▶ [INFORMATION PROVIDED]
_ _ _

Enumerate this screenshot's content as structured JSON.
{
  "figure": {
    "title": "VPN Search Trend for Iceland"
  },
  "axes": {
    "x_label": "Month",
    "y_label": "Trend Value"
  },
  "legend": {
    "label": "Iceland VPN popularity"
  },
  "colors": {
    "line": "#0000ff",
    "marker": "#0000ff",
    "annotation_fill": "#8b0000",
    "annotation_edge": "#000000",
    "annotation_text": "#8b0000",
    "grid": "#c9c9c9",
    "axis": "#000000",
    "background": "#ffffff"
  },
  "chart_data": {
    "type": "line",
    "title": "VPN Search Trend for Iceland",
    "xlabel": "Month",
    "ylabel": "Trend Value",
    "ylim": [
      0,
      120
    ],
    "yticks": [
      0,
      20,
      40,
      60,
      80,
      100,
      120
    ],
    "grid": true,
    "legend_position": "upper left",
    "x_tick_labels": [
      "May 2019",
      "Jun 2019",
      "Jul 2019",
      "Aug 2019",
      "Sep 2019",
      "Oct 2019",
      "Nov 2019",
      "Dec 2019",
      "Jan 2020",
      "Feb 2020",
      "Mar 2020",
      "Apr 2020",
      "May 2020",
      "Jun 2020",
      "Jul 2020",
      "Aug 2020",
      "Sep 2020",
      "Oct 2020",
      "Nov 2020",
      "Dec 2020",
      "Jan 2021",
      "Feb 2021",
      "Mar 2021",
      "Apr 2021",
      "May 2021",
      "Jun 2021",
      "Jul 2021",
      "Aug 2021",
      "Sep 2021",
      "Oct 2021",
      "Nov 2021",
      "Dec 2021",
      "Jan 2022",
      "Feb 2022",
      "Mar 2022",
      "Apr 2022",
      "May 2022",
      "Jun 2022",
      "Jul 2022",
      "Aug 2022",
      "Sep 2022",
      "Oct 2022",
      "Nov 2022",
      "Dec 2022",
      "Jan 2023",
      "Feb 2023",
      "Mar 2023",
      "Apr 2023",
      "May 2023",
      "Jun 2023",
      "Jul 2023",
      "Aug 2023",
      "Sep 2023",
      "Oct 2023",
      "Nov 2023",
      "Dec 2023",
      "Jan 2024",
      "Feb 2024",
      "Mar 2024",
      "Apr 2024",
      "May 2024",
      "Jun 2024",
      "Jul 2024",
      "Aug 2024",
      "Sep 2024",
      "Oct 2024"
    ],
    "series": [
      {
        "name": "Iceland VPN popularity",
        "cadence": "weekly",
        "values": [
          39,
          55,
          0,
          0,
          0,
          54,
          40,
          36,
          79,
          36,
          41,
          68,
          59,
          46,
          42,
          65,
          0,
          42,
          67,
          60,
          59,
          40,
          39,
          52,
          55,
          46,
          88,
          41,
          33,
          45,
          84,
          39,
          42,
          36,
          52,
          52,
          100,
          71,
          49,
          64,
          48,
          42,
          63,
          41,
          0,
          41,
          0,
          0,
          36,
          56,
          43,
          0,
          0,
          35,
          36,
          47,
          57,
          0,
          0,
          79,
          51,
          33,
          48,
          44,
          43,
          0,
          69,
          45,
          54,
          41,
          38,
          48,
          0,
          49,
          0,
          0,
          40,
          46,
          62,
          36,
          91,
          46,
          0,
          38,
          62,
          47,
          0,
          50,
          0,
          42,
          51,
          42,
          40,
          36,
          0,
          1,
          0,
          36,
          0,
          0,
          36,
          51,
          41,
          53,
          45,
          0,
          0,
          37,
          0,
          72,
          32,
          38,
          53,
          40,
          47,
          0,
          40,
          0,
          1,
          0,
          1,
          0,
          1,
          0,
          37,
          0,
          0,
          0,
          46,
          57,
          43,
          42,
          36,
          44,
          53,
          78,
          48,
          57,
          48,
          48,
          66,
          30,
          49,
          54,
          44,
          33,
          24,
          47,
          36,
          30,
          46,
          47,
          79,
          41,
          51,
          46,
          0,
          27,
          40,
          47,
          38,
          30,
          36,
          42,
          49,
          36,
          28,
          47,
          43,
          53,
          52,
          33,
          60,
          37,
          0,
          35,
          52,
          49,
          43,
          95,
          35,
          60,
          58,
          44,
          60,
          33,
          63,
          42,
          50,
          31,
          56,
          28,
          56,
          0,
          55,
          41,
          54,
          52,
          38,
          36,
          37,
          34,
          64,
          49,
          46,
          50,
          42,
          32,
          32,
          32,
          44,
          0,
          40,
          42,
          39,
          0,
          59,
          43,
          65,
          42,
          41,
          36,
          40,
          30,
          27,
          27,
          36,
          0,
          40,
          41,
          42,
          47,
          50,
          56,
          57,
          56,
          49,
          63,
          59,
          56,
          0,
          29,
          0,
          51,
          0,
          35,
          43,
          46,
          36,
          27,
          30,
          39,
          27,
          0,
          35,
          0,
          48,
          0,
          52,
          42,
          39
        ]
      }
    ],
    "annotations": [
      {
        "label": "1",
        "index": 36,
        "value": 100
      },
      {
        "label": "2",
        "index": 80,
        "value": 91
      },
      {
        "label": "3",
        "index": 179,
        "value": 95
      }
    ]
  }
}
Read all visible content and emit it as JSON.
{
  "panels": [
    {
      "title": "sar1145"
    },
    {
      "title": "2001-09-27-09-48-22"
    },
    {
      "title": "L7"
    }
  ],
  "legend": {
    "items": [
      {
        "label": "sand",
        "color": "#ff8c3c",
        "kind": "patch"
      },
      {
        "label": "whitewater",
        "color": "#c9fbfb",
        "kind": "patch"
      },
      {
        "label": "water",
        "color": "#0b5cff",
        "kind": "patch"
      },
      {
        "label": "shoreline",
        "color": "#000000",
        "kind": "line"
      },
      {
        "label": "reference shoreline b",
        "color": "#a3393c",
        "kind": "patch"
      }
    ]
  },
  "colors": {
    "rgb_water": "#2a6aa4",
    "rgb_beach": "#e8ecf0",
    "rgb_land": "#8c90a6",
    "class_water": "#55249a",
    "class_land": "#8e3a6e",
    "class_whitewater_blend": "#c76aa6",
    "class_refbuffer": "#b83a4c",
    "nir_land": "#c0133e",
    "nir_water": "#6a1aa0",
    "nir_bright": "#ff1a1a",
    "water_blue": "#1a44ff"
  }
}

_ _ _

▶ [PROBLEM REQUIREMENTS] Nothing but the lines from the one with "Read all visible content and emit it as JSON." through the end of the data above should be repeated, each exactly as it stands.

▶ [WRITTEN ANSWER]
Read all visible content and emit it as JSON.
{
  "panels": [
    {
      "title": "sar1145"
    },
    {
      "title": "2001-09-27-09-48-22"
    },
    {
      "title": "L7"
    }
  ],
  "legend": {
    "items": [
      {
        "label": "sand",
        "color": "#ff8c3c",
        "kind": "patch"
      },
      {
        "label": "whitewater",
        "color": "#c9fbfb",
        "kind": "patch"
      },
      {
        "label": "water",
        "color": "#0b5cff",
        "kind": "patch"
      },
      {
        "label": "shoreline",
        "color": "#000000",
        "kind": "line"
      },
      {
        "label": "reference shoreline b",
        "color": "#a3393c",
        "kind": "patch"
      }
    ]
  },
  "colors": {
    "rgb_water": "#2a6aa4",
    "rgb_beach": "#e8ecf0",
    "rgb_land": "#8c90a6",
    "class_water": "#55249a",
    "class_land": "#8e3a6e",
    "class_whitewater_blend": "#c76aa6",
    "class_refbuffer": "#b83a4c",
    "nir_land": "#c0133e",
    "nir_water": "#6a1aa0",
    "nir_bright": "#ff1a1a",
    "water_blue": "#1a44ff"
  }
}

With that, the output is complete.